EXERCISE BRIEF: Out of the lines below, please list those that hold the string "figure".

RECORD EXCERPTS:
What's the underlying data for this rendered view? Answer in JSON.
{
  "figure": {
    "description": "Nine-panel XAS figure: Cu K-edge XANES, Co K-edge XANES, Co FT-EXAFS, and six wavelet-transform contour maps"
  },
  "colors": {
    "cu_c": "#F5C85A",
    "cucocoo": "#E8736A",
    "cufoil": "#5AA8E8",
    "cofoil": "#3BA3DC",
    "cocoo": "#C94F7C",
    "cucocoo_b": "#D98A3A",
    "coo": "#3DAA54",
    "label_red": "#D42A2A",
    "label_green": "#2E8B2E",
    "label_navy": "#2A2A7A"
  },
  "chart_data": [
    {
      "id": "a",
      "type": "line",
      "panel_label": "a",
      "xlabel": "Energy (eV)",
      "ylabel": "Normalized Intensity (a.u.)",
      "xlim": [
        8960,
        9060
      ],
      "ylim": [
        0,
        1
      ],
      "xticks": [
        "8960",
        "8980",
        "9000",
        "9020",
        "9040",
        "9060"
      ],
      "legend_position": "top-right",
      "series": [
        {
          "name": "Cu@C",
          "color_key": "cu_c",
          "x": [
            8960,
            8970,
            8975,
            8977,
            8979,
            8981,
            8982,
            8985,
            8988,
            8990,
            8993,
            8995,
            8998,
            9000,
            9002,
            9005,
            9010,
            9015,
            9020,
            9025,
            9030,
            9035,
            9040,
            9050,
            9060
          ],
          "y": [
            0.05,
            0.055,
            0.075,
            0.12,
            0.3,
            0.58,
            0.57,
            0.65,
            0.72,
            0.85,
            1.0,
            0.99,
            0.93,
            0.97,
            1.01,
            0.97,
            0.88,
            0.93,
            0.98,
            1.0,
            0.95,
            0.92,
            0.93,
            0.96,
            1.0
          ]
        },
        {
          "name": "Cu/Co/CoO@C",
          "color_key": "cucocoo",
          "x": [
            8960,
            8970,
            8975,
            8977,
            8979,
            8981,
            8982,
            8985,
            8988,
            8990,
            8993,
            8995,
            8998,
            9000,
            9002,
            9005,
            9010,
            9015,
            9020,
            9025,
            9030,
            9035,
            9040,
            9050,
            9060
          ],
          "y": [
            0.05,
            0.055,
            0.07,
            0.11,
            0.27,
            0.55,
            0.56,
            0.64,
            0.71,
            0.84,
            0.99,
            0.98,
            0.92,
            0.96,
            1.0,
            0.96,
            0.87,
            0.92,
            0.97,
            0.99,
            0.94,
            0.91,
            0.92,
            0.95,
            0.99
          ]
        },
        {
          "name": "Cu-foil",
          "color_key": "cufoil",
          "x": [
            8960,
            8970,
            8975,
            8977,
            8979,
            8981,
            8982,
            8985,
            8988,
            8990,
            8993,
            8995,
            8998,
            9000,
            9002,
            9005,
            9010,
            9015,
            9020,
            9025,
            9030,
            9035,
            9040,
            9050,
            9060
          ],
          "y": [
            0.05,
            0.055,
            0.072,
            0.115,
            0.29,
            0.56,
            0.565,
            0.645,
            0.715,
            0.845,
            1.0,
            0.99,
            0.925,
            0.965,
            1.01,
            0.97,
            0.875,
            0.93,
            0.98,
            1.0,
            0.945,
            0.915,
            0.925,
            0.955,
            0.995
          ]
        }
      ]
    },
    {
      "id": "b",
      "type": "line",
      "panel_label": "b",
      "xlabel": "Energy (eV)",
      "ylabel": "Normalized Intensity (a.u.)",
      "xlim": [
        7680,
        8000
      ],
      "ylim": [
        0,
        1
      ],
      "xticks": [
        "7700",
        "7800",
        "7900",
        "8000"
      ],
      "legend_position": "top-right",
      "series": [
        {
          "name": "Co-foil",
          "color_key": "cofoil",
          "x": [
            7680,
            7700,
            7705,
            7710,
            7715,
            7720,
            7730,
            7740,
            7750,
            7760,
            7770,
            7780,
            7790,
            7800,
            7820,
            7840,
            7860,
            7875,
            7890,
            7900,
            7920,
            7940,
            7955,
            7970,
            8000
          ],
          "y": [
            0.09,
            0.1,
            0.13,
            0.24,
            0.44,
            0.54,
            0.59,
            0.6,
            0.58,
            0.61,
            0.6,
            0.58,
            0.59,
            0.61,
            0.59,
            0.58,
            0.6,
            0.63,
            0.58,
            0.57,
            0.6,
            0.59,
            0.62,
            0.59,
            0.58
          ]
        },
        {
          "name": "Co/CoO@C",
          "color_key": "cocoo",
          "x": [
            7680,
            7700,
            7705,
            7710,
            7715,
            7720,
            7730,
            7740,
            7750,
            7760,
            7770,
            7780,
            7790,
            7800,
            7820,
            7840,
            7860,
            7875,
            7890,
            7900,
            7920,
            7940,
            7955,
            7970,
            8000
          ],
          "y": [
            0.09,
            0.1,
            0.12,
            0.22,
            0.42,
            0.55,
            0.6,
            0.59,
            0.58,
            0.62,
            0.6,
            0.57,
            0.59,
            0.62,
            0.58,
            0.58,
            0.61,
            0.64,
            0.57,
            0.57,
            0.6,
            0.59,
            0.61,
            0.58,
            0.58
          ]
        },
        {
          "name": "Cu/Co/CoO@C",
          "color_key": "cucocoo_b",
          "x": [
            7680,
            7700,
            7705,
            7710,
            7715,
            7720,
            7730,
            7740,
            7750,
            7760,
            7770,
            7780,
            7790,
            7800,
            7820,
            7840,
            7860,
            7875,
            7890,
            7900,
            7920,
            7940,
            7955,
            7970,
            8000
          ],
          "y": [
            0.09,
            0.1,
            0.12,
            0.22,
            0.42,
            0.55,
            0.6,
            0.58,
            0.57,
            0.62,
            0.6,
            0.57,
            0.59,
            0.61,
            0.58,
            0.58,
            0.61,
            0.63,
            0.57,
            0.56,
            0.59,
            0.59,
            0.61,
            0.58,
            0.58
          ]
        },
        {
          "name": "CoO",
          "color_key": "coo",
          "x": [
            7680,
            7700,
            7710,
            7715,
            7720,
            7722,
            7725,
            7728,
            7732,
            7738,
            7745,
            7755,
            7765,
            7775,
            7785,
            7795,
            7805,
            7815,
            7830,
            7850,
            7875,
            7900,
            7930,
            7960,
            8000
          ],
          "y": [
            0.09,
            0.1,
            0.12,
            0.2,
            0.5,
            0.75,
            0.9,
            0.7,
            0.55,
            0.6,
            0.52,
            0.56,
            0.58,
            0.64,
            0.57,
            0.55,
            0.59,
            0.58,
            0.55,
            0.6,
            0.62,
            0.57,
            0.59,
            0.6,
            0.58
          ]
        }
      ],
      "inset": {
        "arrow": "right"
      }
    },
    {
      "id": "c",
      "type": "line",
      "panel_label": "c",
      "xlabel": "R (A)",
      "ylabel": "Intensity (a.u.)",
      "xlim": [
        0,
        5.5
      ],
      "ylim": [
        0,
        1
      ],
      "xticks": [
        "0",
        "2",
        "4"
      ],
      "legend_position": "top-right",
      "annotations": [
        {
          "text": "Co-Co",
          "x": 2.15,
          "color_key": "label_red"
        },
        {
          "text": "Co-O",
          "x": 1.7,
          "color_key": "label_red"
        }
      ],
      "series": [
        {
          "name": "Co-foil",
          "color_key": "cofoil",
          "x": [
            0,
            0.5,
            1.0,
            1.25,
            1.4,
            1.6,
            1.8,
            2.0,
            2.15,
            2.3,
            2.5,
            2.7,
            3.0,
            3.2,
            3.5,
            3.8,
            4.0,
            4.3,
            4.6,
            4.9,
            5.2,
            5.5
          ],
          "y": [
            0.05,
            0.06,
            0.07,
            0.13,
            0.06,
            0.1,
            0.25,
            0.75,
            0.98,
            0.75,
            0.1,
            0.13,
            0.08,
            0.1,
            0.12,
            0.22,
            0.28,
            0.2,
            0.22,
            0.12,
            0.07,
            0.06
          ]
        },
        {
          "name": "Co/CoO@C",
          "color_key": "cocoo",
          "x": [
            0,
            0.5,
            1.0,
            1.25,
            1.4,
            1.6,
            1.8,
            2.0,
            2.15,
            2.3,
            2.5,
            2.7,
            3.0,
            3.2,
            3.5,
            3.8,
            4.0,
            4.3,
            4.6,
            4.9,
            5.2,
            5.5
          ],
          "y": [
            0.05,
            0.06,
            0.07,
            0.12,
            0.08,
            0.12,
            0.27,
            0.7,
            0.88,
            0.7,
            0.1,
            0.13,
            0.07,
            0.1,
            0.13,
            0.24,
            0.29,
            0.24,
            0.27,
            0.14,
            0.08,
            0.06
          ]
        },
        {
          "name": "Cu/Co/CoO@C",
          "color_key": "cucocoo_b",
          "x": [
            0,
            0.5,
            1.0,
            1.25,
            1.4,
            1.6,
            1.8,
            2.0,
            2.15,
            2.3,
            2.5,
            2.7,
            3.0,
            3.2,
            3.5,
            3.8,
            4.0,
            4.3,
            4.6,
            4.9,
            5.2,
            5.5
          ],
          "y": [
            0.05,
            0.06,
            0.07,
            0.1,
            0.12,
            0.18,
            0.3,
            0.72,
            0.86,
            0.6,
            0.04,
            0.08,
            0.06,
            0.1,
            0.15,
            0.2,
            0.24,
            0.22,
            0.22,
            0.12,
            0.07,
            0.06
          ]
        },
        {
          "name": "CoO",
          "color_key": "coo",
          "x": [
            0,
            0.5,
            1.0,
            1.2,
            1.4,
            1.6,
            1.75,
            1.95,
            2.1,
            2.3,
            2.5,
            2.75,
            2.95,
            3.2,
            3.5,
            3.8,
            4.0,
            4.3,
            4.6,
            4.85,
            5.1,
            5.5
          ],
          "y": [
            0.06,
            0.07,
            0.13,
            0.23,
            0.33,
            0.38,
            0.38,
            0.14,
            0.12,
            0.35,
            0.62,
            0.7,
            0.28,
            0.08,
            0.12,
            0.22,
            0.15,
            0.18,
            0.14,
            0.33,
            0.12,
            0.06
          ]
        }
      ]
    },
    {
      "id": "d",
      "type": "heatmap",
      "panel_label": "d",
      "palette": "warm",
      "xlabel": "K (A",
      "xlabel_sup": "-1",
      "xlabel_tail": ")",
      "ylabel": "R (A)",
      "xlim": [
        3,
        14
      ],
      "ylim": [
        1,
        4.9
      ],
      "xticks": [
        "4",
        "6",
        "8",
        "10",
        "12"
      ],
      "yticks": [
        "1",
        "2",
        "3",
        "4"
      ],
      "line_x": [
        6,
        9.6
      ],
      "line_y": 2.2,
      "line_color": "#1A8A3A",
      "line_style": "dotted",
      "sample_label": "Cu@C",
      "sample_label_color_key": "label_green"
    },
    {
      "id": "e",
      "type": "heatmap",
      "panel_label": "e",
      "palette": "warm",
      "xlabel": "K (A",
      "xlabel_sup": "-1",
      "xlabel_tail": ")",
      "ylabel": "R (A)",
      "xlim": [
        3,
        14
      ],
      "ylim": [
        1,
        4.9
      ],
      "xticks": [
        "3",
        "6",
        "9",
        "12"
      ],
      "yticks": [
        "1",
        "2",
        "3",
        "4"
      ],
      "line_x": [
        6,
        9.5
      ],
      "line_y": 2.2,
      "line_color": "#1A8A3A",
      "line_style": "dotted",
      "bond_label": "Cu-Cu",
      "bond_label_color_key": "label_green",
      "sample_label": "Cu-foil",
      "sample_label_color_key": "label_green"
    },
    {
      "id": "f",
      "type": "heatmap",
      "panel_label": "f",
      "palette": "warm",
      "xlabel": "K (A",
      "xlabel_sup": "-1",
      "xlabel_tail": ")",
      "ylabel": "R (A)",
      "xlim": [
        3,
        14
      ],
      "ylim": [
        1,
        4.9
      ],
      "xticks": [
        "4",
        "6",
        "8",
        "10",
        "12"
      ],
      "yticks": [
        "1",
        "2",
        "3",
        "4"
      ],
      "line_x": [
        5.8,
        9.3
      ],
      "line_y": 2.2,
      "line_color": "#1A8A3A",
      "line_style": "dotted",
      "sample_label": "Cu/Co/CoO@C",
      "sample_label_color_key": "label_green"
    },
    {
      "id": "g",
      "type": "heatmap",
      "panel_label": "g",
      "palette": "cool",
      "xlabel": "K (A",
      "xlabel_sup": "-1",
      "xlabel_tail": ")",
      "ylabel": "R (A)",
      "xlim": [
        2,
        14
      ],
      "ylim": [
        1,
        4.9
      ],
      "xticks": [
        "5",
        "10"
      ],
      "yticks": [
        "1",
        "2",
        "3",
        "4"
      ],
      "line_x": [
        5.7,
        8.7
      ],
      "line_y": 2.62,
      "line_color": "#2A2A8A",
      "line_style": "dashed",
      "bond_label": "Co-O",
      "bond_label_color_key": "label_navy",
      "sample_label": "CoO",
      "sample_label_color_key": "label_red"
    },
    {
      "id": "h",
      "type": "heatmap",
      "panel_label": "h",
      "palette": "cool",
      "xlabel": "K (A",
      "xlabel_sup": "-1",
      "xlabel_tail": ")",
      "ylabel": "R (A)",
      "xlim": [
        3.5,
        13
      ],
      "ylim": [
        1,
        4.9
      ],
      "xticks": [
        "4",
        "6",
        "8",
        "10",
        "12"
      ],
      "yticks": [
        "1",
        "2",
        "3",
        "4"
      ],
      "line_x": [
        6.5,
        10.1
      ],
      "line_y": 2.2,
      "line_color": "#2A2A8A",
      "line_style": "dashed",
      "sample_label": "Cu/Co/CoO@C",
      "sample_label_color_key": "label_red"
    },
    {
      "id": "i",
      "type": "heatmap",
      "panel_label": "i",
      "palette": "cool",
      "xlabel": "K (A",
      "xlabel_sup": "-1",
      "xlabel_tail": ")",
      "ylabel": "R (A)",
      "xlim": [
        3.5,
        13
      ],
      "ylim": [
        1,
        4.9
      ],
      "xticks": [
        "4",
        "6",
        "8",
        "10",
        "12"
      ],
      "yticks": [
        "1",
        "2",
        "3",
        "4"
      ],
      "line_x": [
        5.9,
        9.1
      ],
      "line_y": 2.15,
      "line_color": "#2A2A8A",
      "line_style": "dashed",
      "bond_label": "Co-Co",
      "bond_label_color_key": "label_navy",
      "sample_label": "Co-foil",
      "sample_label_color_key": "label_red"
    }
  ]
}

ANSWER FOR THIS EXERCISE:
  "figure": {
    "description": "Nine-panel XAS figure: Cu K-edge XANES, Co K-edge XANES, Co FT-EXAFS, and six wavelet-transform contour maps"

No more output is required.